▶ [SHORT EXERCISE]: Copy the lines below exactly, from the line with "staticText: 5: [100, 340, 108, 357]" to the line with "staticText: &: [168, 371, 178, 389]", including both of those lines.

*** RECORDS FOR THIS TASK

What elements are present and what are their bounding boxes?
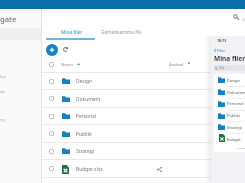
button[interactable]: [42, 125, 245, 143]
button[interactable]: Mina filer: [47, 26, 97, 38]
staticText: 10:13: [217, 38, 227, 43]
button[interactable]: Share: [156, 166, 163, 173]
staticText: Publikt: [76, 131, 92, 138]
staticText: Design: [227, 78, 241, 83]
button[interactable]: Sök: [214, 65, 245, 71]
staticText: Namn: [61, 62, 74, 68]
button[interactable]: [214, 133, 245, 145]
staticText: Design: [76, 78, 92, 85]
staticText: Sök: [219, 66, 225, 70]
button[interactable]: Refresh: [61, 45, 70, 54]
staticText: Mina filer: [61, 29, 83, 36]
staticText: org: [0, 117, 5, 123]
staticText: rup: [0, 89, 5, 95]
button[interactable]: [214, 98, 245, 110]
button[interactable]: [214, 121, 245, 133]
button[interactable]: Filer: [214, 48, 226, 53]
staticText: ckar: [0, 74, 7, 80]
button[interactable]: [214, 74, 245, 86]
button[interactable]: [214, 110, 245, 122]
button[interactable]: Create new: [46, 44, 58, 56]
staticText: Ändrad: [169, 62, 184, 68]
button[interactable]: [214, 86, 245, 98]
staticText: gate: [0, 14, 17, 24]
button[interactable]: [42, 160, 245, 178]
staticText: Mina filer: [214, 54, 245, 63]
staticText: Strategi: [76, 148, 94, 155]
staticText: Uppdaterad nyss: [236, 147, 245, 150]
staticText: Personal: [227, 101, 244, 106]
staticText: Personal: [76, 113, 97, 120]
button[interactable]: [42, 90, 245, 108]
staticText: Filer: [217, 48, 226, 53]
staticText: Dokument: [227, 90, 245, 95]
button[interactable]: [42, 143, 245, 160]
staticText: Dokument: [76, 96, 101, 103]
staticText: Gemensamma filer: [101, 29, 141, 36]
button[interactable]: [42, 108, 245, 125]
staticText: Budget: [227, 137, 241, 142]
button[interactable]: Gemensamma filer: [101, 26, 141, 38]
button[interactable]: [42, 73, 245, 90]
staticText: Budget.xlsx: [76, 166, 103, 173]
button[interactable]: Search: [231, 12, 241, 22]
staticText: Strategi: [227, 125, 242, 130]
staticText: Publikt: [227, 113, 240, 118]
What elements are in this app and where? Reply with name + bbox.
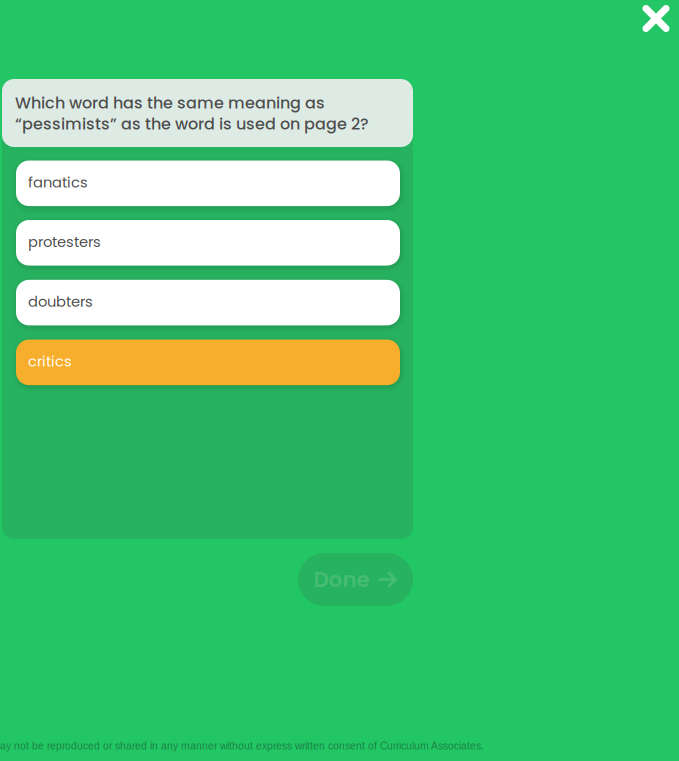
button[interactable]: critics bbox=[16, 340, 400, 385]
button[interactable]: Done bbox=[298, 553, 413, 606]
staticText: critics bbox=[28, 351, 72, 372]
staticText: ay not be reproduced or shared in any ma… bbox=[0, 740, 484, 752]
button[interactable]: Close bbox=[634, 0, 678, 40]
button[interactable]: protesters bbox=[16, 220, 400, 266]
button[interactable]: fanatics bbox=[16, 160, 400, 206]
staticText: Which word has the same meaning as bbox=[15, 92, 325, 114]
staticText: “pessimists” as the word is used on page… bbox=[15, 113, 369, 135]
staticText: fanatics bbox=[28, 172, 88, 192]
button[interactable]: doubters bbox=[16, 280, 400, 325]
staticText: doubters bbox=[28, 291, 93, 312]
staticText: protesters bbox=[28, 232, 101, 252]
staticText: Done bbox=[314, 565, 370, 594]
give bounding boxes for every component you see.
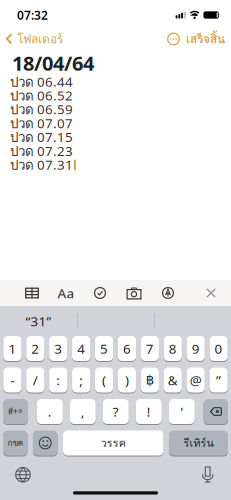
staticText: 5: [100, 340, 108, 357]
staticText: (: [102, 371, 106, 389]
staticText: ฿: [146, 372, 154, 388]
staticText: เสร็จสิ้น: [186, 30, 225, 48]
button[interactable]: More: [167, 32, 186, 46]
staticText: กขค: [8, 437, 23, 449]
button[interactable]: @: [187, 368, 205, 392]
button[interactable]: 4: [72, 336, 90, 361]
staticText: .: [48, 403, 52, 420]
button[interactable]: Delete: [204, 399, 228, 424]
button[interactable]: 6: [118, 336, 136, 361]
button[interactable]: ,: [70, 399, 96, 424]
button[interactable]: 3: [49, 336, 67, 361]
button[interactable]: “31”: [0, 306, 77, 336]
staticText: โฟลเดอร์: [17, 30, 63, 48]
staticText: @: [190, 371, 202, 389]
button[interactable]: 0: [210, 336, 228, 361]
button[interactable]: ': [169, 399, 195, 424]
button[interactable]: !: [136, 399, 162, 424]
button[interactable]: 2: [26, 336, 44, 361]
button[interactable]: :: [49, 368, 67, 392]
staticText: Aa: [58, 284, 74, 302]
button[interactable]: Insert table: [15, 280, 49, 306]
staticText: :: [56, 371, 60, 389]
staticText: 4: [77, 340, 85, 357]
button[interactable]: ”: [210, 368, 228, 392]
staticText: ': [180, 403, 183, 420]
button[interactable]: Format: [49, 280, 83, 306]
staticText: ): [125, 371, 129, 389]
staticText: ปวด 07.07: [10, 113, 73, 134]
staticText: ,: [81, 403, 85, 420]
button[interactable]: รีเทิร์น: [169, 430, 228, 456]
staticText: 0: [215, 340, 223, 357]
button[interactable]: กขค: [3, 430, 28, 456]
staticText: ปวด 06.59: [10, 99, 73, 120]
button[interactable]: &: [164, 368, 182, 392]
staticText: 8: [169, 340, 177, 357]
staticText: -: [10, 371, 14, 389]
button[interactable]: ฿: [141, 368, 159, 392]
staticText: “31”: [26, 312, 52, 330]
button[interactable]: Markup: [151, 280, 185, 306]
staticText: #+=: [8, 406, 23, 417]
button[interactable]: Emoji: [33, 430, 58, 456]
staticText: &: [168, 371, 178, 389]
staticText: 2: [31, 340, 39, 357]
button[interactable]: วรรค: [63, 430, 164, 456]
staticText: ”: [216, 371, 221, 389]
button[interactable]: .: [37, 399, 63, 424]
button[interactable]: 8: [164, 336, 182, 361]
button[interactable]: 9: [187, 336, 205, 361]
staticText: รีเทิร์น: [184, 435, 214, 451]
staticText: ปวด 06.52: [10, 85, 73, 106]
button[interactable]: -: [3, 368, 22, 392]
button[interactable]: (: [95, 368, 113, 392]
staticText: ปวด 07.15: [10, 127, 73, 148]
button[interactable]: 7: [141, 336, 159, 361]
button[interactable]: /: [26, 368, 44, 392]
button[interactable]: โฟลเดอร์: [0, 30, 63, 48]
staticText: 9: [192, 340, 200, 357]
button[interactable]: ;: [72, 368, 90, 392]
button[interactable]: Camera: [117, 280, 151, 306]
button[interactable]: ?: [103, 399, 129, 424]
staticText: 1: [8, 340, 16, 357]
staticText: ?: [113, 403, 119, 420]
staticText: วรรค: [101, 435, 126, 451]
staticText: ปวด 06.44: [10, 72, 73, 92]
staticText: 7: [146, 340, 154, 357]
button[interactable]: #+=: [3, 399, 28, 424]
staticText: 07:32: [17, 7, 48, 23]
staticText: ปวด 07.23: [10, 141, 73, 162]
staticText: !: [147, 403, 151, 420]
button[interactable]: 1: [3, 336, 22, 361]
button[interactable]: ): [118, 368, 136, 392]
staticText: 6: [123, 340, 131, 357]
button[interactable]: Next keyboard: [0, 467, 31, 483]
button[interactable]: 5: [95, 336, 113, 361]
staticText: /: [33, 371, 38, 389]
staticText: ปวด 07.31: [10, 155, 73, 175]
staticText: 18/04/64: [12, 50, 94, 76]
button[interactable]: เสร็จสิ้น: [186, 30, 231, 48]
staticText: 3: [54, 340, 62, 357]
staticText: ;: [79, 371, 83, 389]
button[interactable]: Dismiss keyboard: [198, 280, 224, 306]
button[interactable]: Dictate: [202, 466, 231, 483]
button[interactable]: Checklist: [83, 280, 117, 306]
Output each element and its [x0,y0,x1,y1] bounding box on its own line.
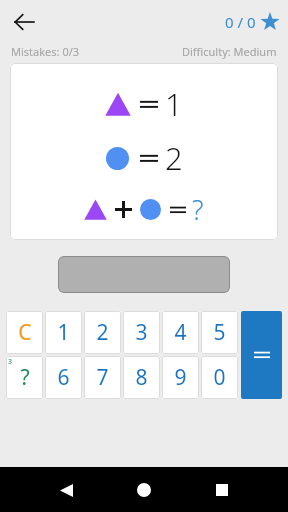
button[interactable]: 9 [162,356,199,399]
staticText: Mistakes: 0/3 [11,44,80,59]
staticText: C [18,318,32,347]
staticText: ? [192,191,204,228]
staticText: 2 [165,137,183,179]
staticText: 2 [96,318,109,347]
button[interactable]: Back [8,6,40,38]
staticText: 3 [135,318,148,347]
staticText: 3 [8,357,13,367]
staticText: 5 [213,318,226,347]
staticText: 0 / 0 [225,12,256,32]
button[interactable]: 1 [45,311,82,354]
button[interactable]: 5 [201,311,238,354]
button[interactable]: 0 [201,356,238,399]
staticText: 6 [57,363,70,392]
button[interactable]: 4 [162,311,199,354]
button[interactable]: 0 / 0 [225,12,280,32]
button[interactable]: Recents [208,476,236,504]
button[interactable]: 7 [84,356,121,399]
staticText: 8 [135,363,148,392]
staticText: 0 [213,363,226,392]
button[interactable]: C [6,311,43,354]
button[interactable]: Back [52,476,80,504]
button[interactable]: Home [130,476,158,504]
button[interactable]: 6 [45,356,82,399]
button[interactable]: 8 [123,356,160,399]
staticText: ? [20,363,30,392]
staticText: 1 [165,83,183,125]
staticText: Difficulty: Medium [182,44,277,59]
staticText: 1 [57,318,70,347]
button[interactable]: Answer input [58,256,230,293]
staticText: 9 [174,363,187,392]
button[interactable]: ? [6,356,43,399]
button[interactable]: 2 [84,311,121,354]
button[interactable]: Equals, submit answer [241,311,282,399]
button[interactable]: 3 [123,311,160,354]
staticText: 7 [96,363,109,392]
staticText: 4 [174,318,187,347]
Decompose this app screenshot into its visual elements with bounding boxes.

******

▶ [RESULT]:
staticText: 5: [100, 340, 108, 357]
staticText: (: [102, 371, 106, 389]
staticText: ฿: [146, 372, 154, 388]
staticText: เสร็จสิ้น: [186, 30, 225, 48]
button[interactable]: More: [167, 32, 186, 46]
staticText: กขค: [8, 437, 23, 449]
button[interactable]: @: [187, 368, 205, 392]
button[interactable]: 4: [72, 336, 90, 361]
staticText: .: [48, 403, 52, 420]
button[interactable]: Delete: [204, 399, 228, 424]
button[interactable]: 6: [118, 336, 136, 361]
button[interactable]: ,: [70, 399, 96, 424]
button[interactable]: 3: [49, 336, 67, 361]
button[interactable]: “31”: [0, 306, 77, 336]
staticText: โฟลเดอร์: [17, 30, 63, 48]
staticText: @: [190, 371, 202, 389]
button[interactable]: 0: [210, 336, 228, 361]
button[interactable]: ': [169, 399, 195, 424]
button[interactable]: !: [136, 399, 162, 424]
button[interactable]: 2: [26, 336, 44, 361]
button[interactable]: :: [49, 368, 67, 392]
staticText: Aa: [58, 284, 74, 302]
button[interactable]: Insert table: [15, 280, 49, 306]
staticText: :: [56, 371, 60, 389]
staticText: 4: [77, 340, 85, 357]
button[interactable]: ”: [210, 368, 228, 392]
staticText: ': [180, 403, 183, 420]
button[interactable]: Format: [49, 280, 83, 306]
staticText: ): [125, 371, 129, 389]
staticText: ปวด 07.07: [10, 113, 73, 134]
staticText: ,: [81, 403, 85, 420]
button[interactable]: รีเทิร์น: [169, 430, 228, 456]
staticText: 0: [215, 340, 223, 357]
button[interactable]: กขค: [3, 430, 28, 456]
staticText: ปวด 06.59: [10, 99, 73, 120]
button[interactable]: &: [164, 368, 182, 392]
staticText: 8: [169, 340, 177, 357]
staticText: -: [10, 371, 14, 389]
button[interactable]: ฿: [141, 368, 159, 392]
staticText: “31”: [26, 312, 52, 330]
button[interactable]: Markup: [151, 280, 185, 306]
staticText: #+=: [8, 406, 23, 417]
button[interactable]: Emoji: [33, 430, 58, 456]
staticText: &: [168, 371, 178, 389]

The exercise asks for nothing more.